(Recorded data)
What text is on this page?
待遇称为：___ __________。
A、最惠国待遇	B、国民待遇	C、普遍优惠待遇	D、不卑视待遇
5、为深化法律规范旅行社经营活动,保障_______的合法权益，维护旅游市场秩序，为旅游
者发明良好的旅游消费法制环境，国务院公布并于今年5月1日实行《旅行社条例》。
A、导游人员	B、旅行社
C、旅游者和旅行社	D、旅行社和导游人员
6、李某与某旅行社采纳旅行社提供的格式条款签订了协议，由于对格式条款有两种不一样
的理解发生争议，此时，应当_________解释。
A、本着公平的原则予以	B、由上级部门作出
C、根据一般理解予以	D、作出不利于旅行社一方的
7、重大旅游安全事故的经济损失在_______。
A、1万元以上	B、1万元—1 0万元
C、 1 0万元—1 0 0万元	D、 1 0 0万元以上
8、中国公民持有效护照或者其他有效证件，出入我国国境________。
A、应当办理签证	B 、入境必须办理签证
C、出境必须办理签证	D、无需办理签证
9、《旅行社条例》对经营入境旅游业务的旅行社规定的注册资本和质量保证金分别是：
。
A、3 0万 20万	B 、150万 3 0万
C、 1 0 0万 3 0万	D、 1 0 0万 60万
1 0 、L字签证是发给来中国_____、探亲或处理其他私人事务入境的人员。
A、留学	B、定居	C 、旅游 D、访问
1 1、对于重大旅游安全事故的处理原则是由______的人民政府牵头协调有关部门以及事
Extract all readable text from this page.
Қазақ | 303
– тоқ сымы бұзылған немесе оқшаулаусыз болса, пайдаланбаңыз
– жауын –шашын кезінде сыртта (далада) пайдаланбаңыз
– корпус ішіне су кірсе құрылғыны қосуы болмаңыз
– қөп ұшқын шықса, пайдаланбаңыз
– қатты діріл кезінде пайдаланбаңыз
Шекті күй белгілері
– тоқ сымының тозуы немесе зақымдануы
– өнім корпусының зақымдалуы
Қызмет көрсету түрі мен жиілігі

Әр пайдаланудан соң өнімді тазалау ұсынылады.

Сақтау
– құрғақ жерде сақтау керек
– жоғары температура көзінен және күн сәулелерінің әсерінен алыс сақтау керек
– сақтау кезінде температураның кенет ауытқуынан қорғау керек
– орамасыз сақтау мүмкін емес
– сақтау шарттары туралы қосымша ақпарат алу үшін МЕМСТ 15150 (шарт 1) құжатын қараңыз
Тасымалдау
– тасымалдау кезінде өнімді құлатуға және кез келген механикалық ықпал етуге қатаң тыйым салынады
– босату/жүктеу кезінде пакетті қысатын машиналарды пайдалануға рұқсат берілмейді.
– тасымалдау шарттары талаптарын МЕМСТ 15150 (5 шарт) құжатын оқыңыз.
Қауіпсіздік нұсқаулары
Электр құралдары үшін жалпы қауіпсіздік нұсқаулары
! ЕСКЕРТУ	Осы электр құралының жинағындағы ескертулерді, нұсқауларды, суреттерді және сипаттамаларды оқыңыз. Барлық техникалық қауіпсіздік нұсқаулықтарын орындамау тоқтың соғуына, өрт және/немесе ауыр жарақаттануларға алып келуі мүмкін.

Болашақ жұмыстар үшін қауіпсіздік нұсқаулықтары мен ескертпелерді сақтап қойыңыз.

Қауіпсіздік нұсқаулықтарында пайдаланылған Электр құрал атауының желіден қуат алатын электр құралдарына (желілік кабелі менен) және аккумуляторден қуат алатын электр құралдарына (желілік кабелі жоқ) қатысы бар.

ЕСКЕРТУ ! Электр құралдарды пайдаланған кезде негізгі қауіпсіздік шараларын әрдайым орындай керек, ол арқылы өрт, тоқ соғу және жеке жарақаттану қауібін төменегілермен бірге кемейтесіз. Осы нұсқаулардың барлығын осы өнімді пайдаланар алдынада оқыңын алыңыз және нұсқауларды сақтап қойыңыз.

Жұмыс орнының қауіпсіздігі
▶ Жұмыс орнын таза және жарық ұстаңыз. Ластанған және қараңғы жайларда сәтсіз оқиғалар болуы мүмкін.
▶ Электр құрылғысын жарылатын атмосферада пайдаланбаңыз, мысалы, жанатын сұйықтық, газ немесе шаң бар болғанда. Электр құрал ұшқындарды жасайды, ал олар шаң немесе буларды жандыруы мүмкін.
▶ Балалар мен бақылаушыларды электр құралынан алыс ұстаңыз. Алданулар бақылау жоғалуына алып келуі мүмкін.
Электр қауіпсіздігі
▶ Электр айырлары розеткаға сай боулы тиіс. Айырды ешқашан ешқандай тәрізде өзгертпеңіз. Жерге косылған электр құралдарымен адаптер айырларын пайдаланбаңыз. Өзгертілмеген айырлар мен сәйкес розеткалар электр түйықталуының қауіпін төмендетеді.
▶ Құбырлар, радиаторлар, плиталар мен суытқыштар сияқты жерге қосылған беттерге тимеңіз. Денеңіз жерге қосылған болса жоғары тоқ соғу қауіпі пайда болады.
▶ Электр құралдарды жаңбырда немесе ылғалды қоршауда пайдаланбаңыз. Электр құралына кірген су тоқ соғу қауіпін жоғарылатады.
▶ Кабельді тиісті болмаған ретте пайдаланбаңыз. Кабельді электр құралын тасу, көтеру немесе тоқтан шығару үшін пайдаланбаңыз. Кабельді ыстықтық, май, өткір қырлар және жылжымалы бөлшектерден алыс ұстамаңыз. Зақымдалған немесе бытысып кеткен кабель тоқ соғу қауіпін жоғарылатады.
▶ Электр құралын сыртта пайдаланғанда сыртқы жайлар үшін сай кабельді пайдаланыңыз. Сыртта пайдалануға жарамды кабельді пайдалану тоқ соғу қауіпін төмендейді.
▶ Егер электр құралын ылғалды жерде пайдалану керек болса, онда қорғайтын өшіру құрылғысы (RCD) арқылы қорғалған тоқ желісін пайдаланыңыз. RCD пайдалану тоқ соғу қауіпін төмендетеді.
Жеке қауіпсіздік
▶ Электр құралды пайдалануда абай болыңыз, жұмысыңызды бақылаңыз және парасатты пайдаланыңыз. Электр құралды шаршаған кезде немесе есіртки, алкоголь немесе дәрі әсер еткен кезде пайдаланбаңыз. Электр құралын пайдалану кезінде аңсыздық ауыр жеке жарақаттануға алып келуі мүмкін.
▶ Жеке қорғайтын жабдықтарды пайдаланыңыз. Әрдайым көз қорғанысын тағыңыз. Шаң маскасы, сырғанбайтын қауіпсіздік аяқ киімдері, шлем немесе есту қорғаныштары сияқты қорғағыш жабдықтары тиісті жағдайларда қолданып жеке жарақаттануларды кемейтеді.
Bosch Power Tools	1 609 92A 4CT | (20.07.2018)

Instructions for the task — Each line of the listing should be echoed back exactly.

Answer in full —
What text is on this page?
待遇称为：___ __________。
A、最惠国待遇	B、国民待遇	C、普遍优惠待遇	D、不卑视待遇
5、为深化法律规范旅行社经营活动,保障_______的合法权益，维护旅游市场秩序，为旅游
者发明良好的旅游消费法制环境，国务院公布并于今年5月1日实行《旅行社条例》。
A、导游人员	B、旅行社
C、旅游者和旅行社	D、旅行社和导游人员
6、李某与某旅行社采纳旅行社提供的格式条款签订了协议，由于对格式条款有两种不一样
的理解发生争议，此时，应当_________解释。
A、本着公平的原则予以	B、由上级部门作出
C、根据一般理解予以	D、作出不利于旅行社一方的
7、重大旅游安全事故的经济损失在_______。
A、1万元以上	B、1万元—1 0万元
C、 1 0万元—1 0 0万元	D、 1 0 0万元以上
8、中国公民持有效护照或者其他有效证件，出入我国国境________。
A、应当办理签证	B 、入境必须办理签证
C、出境必须办理签证	D、无需办理签证
9、《旅行社条例》对经营入境旅游业务的旅行社规定的注册资本和质量保证金分别是：
。
A、3 0万 20万	B 、150万 3 0万
C、 1 0 0万 3 0万	D、 1 0 0万 60万
1 0 、L字签证是发给来中国_____、探亲或处理其他私人事务入境的人员。
A、留学	B、定居	C 、旅游 D、访问
1 1、对于重大旅游安全事故的处理原则是由______的人民政府牵头协调有关部门以及事
Extract all readable text from this page.
Қазақ | 303
– тоқ сымы бұзылған немесе оқшаулаусыз болса, пайдаланбаңыз
– жауын –шашын кезінде сыртта (далада) пайдаланбаңыз
– корпус ішіне су кірсе құрылғыны қосуы болмаңыз
– қөп ұшқын шықса, пайдаланбаңыз
– қатты діріл кезінде пайдаланбаңыз
Шекті күй белгілері
– тоқ сымының тозуы немесе зақымдануы
– өнім корпусының зақымдалуы
Қызмет көрсету түрі мен жиілігі

Әр пайдаланудан соң өнімді тазалау ұсынылады.

Сақтау
– құрғақ жерде сақтау керек
– жоғары температура көзінен және күн сәулелерінің әсерінен алыс сақтау керек
– сақтау кезінде температураның кенет ауытқуынан қорғау керек
– орамасыз сақтау мүмкін емес
– сақтау шарттары туралы қосымша ақпарат алу үшін МЕМСТ 15150 (шарт 1) құжатын қараңыз
Тасымалдау
– тасымалдау кезінде өнімді құлатуға және кез келген механикалық ықпал етуге қатаң тыйым салынады
– босату/жүктеу кезінде пакетті қысатын машиналарды пайдалануға рұқсат берілмейді.
– тасымалдау шарттары талаптарын МЕМСТ 15150 (5 шарт) құжатын оқыңыз.
Қауіпсіздік нұсқаулары
Электр құралдары үшін жалпы қауіпсіздік нұсқаулары
! ЕСКЕРТУ	Осы электр құралының жинағындағы ескертулерді, нұсқауларды, суреттерді және сипаттамаларды оқыңыз. Барлық техникалық қауіпсіздік нұсқаулықтарын орындамау тоқтың соғуына, өрт және/немесе ауыр жарақаттануларға алып келуі мүмкін.

Болашақ жұмыстар үшін қауіпсіздік нұсқаулықтары мен ескертпелерді сақтап қойыңыз.

Қауіпсіздік нұсқаулықтарында пайдаланылған Электр құрал атауының желіден қуат алатын электр құралдарына (желілік кабелі менен) және аккумуляторден қуат алатын электр құралдарына (желілік кабелі жоқ) қатысы бар.

ЕСКЕРТУ ! Электр құралдарды пайдаланған кезде негізгі қауіпсіздік шараларын әрдайым орындай керек, ол арқылы өрт, тоқ соғу және жеке жарақаттану қауібін төменегілермен бірге кемейтесіз. Осы нұсқаулардың барлығын осы өнімді пайдаланар алдынада оқыңын алыңыз және нұсқауларды сақтап қойыңыз.

Жұмыс орнының қауіпсіздігі
▶ Жұмыс орнын таза және жарық ұстаңыз. Ластанған және қараңғы жайларда сәтсіз оқиғалар болуы мүмкін.
▶ Электр құрылғысын жарылатын атмосферада пайдаланбаңыз, мысалы, жанатын сұйықтық, газ немесе шаң бар болғанда. Электр құрал ұшқындарды жасайды, ал олар шаң немесе буларды жандыруы мүмкін.
▶ Балалар мен бақылаушыларды электр құралынан алыс ұстаңыз. Алданулар бақылау жоғалуына алып келуі мүмкін.
Электр қауіпсіздігі
▶ Электр айырлары розеткаға сай боулы тиіс. Айырды ешқашан ешқандай тәрізде өзгертпеңіз. Жерге косылған электр құралдарымен адаптер айырларын пайдаланбаңыз. Өзгертілмеген айырлар мен сәйкес розеткалар электр түйықталуының қауіпін төмендетеді.
▶ Құбырлар, радиаторлар, плиталар мен суытқыштар сияқты жерге қосылған беттерге тимеңіз. Денеңіз жерге қосылған болса жоғары тоқ соғу қауіпі пайда болады.
▶ Электр құралдарды жаңбырда немесе ылғалды қоршауда пайдаланбаңыз. Электр құралына кірген су тоқ соғу қауіпін жоғарылатады.
▶ Кабельді тиісті болмаған ретте пайдаланбаңыз. Кабельді электр құралын тасу, көтеру немесе тоқтан шығару үшін пайдаланбаңыз. Кабельді ыстықтық, май, өткір қырлар және жылжымалы бөлшектерден алыс ұстамаңыз. Зақымдалған немесе бытысып кеткен кабель тоқ соғу қауіпін жоғарылатады.
▶ Электр құралын сыртта пайдаланғанда сыртқы жайлар үшін сай кабельді пайдаланыңыз. Сыртта пайдалануға жарамды кабельді пайдалану тоқ соғу қауіпін төмендейді.
▶ Егер электр құралын ылғалды жерде пайдалану керек болса, онда қорғайтын өшіру құрылғысы (RCD) арқылы қорғалған тоқ желісін пайдаланыңыз. RCD пайдалану тоқ соғу қауіпін төмендетеді.
Жеке қауіпсіздік
▶ Электр құралды пайдалануда абай болыңыз, жұмысыңызды бақылаңыз және парасатты пайдаланыңыз. Электр құралды шаршаған кезде немесе есіртки, алкоголь немесе дәрі әсер еткен кезде пайдаланбаңыз. Электр құралын пайдалану кезінде аңсыздық ауыр жеке жарақаттануға алып келуі мүмкін.
▶ Жеке қорғайтын жабдықтарды пайдаланыңыз. Әрдайым көз қорғанысын тағыңыз. Шаң маскасы, сырғанбайтын қауіпсіздік аяқ киімдері, шлем немесе есту қорғаныштары сияқты қорғағыш жабдықтары тиісті жағдайларда қолданып жеке жарақаттануларды кемейтеді.
Bosch Power Tools	1 609 92A 4CT | (20.07.2018)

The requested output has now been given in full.